START EXERCISE DATA

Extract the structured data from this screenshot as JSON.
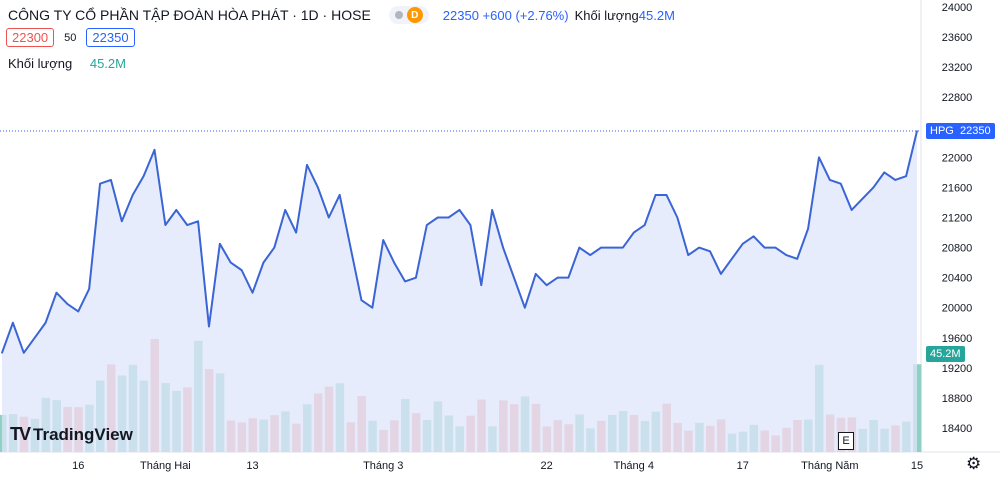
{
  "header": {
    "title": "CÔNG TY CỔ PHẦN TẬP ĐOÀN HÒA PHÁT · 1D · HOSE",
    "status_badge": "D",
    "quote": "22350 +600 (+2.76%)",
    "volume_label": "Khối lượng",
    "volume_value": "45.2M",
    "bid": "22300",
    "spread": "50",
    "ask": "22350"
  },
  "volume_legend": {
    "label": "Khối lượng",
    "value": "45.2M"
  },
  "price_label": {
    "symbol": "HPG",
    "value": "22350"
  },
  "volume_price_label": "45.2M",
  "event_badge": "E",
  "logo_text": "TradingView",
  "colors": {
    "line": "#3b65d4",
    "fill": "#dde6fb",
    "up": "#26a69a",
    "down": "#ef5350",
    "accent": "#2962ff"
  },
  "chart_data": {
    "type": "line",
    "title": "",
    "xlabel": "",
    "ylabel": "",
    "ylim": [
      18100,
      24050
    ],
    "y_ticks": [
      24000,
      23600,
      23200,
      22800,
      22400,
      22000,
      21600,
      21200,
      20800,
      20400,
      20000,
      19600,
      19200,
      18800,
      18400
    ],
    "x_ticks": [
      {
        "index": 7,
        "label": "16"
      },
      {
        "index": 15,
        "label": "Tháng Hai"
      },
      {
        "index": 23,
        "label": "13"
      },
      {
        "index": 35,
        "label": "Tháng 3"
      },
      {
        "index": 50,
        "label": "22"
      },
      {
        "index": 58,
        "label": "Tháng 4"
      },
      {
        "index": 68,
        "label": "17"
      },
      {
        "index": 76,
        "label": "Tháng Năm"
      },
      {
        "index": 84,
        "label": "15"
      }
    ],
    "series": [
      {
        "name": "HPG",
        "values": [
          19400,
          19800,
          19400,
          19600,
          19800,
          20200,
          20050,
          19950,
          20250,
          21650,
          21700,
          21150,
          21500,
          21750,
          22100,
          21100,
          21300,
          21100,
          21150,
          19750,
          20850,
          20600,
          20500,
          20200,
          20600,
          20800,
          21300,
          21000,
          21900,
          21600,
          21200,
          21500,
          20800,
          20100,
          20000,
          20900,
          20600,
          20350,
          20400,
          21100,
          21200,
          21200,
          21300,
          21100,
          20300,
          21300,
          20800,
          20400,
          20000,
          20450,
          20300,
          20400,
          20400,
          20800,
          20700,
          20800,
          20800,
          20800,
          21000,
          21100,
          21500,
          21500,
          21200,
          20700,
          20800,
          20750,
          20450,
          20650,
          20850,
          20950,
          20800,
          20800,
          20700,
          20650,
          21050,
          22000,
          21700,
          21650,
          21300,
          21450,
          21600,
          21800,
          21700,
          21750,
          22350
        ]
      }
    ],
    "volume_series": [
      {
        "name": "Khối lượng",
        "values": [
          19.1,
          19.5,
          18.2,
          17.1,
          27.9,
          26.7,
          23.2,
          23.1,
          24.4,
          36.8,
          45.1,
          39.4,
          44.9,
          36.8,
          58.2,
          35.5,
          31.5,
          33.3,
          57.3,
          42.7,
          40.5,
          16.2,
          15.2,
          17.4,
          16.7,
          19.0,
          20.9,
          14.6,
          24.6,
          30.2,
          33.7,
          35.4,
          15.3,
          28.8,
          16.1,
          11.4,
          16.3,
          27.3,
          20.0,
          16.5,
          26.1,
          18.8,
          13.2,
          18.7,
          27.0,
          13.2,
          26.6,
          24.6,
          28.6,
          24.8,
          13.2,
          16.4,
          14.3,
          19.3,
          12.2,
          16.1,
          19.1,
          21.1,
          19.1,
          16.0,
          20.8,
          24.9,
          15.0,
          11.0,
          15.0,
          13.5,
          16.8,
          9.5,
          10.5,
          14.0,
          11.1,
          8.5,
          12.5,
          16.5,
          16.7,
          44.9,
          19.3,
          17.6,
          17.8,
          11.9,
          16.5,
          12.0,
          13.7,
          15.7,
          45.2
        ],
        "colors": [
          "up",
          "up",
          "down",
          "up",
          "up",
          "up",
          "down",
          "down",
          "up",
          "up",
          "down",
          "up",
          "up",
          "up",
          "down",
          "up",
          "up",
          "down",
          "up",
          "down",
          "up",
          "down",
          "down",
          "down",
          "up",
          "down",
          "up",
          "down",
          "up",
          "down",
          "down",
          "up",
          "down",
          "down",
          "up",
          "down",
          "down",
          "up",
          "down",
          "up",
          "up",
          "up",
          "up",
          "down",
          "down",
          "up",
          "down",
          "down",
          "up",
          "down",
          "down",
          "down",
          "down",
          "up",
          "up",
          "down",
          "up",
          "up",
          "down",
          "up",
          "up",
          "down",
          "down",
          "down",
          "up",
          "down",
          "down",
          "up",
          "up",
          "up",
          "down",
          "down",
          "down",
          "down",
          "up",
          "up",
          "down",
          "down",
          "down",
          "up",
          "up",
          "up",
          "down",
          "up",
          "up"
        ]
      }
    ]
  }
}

END EXERCISE DATA

• EXERCISE AIM:
Leave out the pictures and print every line of the data exactly.

• ANSWER TO THE EXERCISE:
Extract the structured data from this screenshot as JSON.
{
  "header": {
    "title": "CÔNG TY CỔ PHẦN TẬP ĐOÀN HÒA PHÁT · 1D · HOSE",
    "status_badge": "D",
    "quote": "22350 +600 (+2.76%)",
    "volume_label": "Khối lượng",
    "volume_value": "45.2M",
    "bid": "22300",
    "spread": "50",
    "ask": "22350"
  },
  "volume_legend": {
    "label": "Khối lượng",
    "value": "45.2M"
  },
  "price_label": {
    "symbol": "HPG",
    "value": "22350"
  },
  "volume_price_label": "45.2M",
  "event_badge": "E",
  "logo_text": "TradingView",
  "colors": {
    "line": "#3b65d4",
    "fill": "#dde6fb",
    "up": "#26a69a",
    "down": "#ef5350",
    "accent": "#2962ff"
  },
  "chart_data": {
    "type": "line",
    "title": "",
    "xlabel": "",
    "ylabel": "",
    "ylim": [
      18100,
      24050
    ],
    "y_ticks": [
      24000,
      23600,
      23200,
      22800,
      22400,
      22000,
      21600,
      21200,
      20800,
      20400,
      20000,
      19600,
      19200,
      18800,
      18400
    ],
    "x_ticks": [
      {
        "index": 7,
        "label": "16"
      },
      {
        "index": 15,
        "label": "Tháng Hai"
      },
      {
        "index": 23,
        "label": "13"
      },
      {
        "index": 35,
        "label": "Tháng 3"
      },
      {
        "index": 50,
        "label": "22"
      },
      {
        "index": 58,
        "label": "Tháng 4"
      },
      {
        "index": 68,
        "label": "17"
      },
      {
        "index": 76,
        "label": "Tháng Năm"
      },
      {
        "index": 84,
        "label": "15"
      }
    ],
    "series": [
      {
        "name": "HPG",
        "values": [
          19400,
          19800,
          19400,
          19600,
          19800,
          20200,
          20050,
          19950,
          20250,
          21650,
          21700,
          21150,
          21500,
          21750,
          22100,
          21100,
          21300,
          21100,
          21150,
          19750,
          20850,
          20600,
          20500,
          20200,
          20600,
          20800,
          21300,
          21000,
          21900,
          21600,
          21200,
          21500,
          20800,
          20100,
          20000,
          20900,
          20600,
          20350,
          20400,
          21100,
          21200,
          21200,
          21300,
          21100,
          20300,
          21300,
          20800,
          20400,
          20000,
          20450,
          20300,
          20400,
          20400,
          20800,
          20700,
          20800,
          20800,
          20800,
          21000,
          21100,
          21500,
          21500,
          21200,
          20700,
          20800,
          20750,
          20450,
          20650,
          20850,
          20950,
          20800,
          20800,
          20700,
          20650,
          21050,
          22000,
          21700,
          21650,
          21300,
          21450,
          21600,
          21800,
          21700,
          21750,
          22350
        ]
      }
    ],
    "volume_series": [
      {
        "name": "Khối lượng",
        "values": [
          19.1,
          19.5,
          18.2,
          17.1,
          27.9,
          26.7,
          23.2,
          23.1,
          24.4,
          36.8,
          45.1,
          39.4,
          44.9,
          36.8,
          58.2,
          35.5,
          31.5,
          33.3,
          57.3,
          42.7,
          40.5,
          16.2,
          15.2,
          17.4,
          16.7,
          19.0,
          20.9,
          14.6,
          24.6,
          30.2,
          33.7,
          35.4,
          15.3,
          28.8,
          16.1,
          11.4,
          16.3,
          27.3,
          20.0,
          16.5,
          26.1,
          18.8,
          13.2,
          18.7,
          27.0,
          13.2,
          26.6,
          24.6,
          28.6,
          24.8,
          13.2,
          16.4,
          14.3,
          19.3,
          12.2,
          16.1,
          19.1,
          21.1,
          19.1,
          16.0,
          20.8,
          24.9,
          15.0,
          11.0,
          15.0,
          13.5,
          16.8,
          9.5,
          10.5,
          14.0,
          11.1,
          8.5,
          12.5,
          16.5,
          16.7,
          44.9,
          19.3,
          17.6,
          17.8,
          11.9,
          16.5,
          12.0,
          13.7,
          15.7,
          45.2
        ],
        "colors": [
          "up",
          "up",
          "down",
          "up",
          "up",
          "up",
          "down",
          "down",
          "up",
          "up",
          "down",
          "up",
          "up",
          "up",
          "down",
          "up",
          "up",
          "down",
          "up",
          "down",
          "up",
          "down",
          "down",
          "down",
          "up",
          "down",
          "up",
          "down",
          "up",
          "down",
          "down",
          "up",
          "down",
          "down",
          "up",
          "down",
          "down",
          "up",
          "down",
          "up",
          "up",
          "up",
          "up",
          "down",
          "down",
          "up",
          "down",
          "down",
          "up",
          "down",
          "down",
          "down",
          "down",
          "up",
          "up",
          "down",
          "up",
          "up",
          "down",
          "up",
          "up",
          "down",
          "down",
          "down",
          "up",
          "down",
          "down",
          "up",
          "up",
          "up",
          "down",
          "down",
          "down",
          "down",
          "up",
          "up",
          "down",
          "down",
          "down",
          "up",
          "up",
          "up",
          "down",
          "up",
          "up"
        ]
      }
    ]
  }
}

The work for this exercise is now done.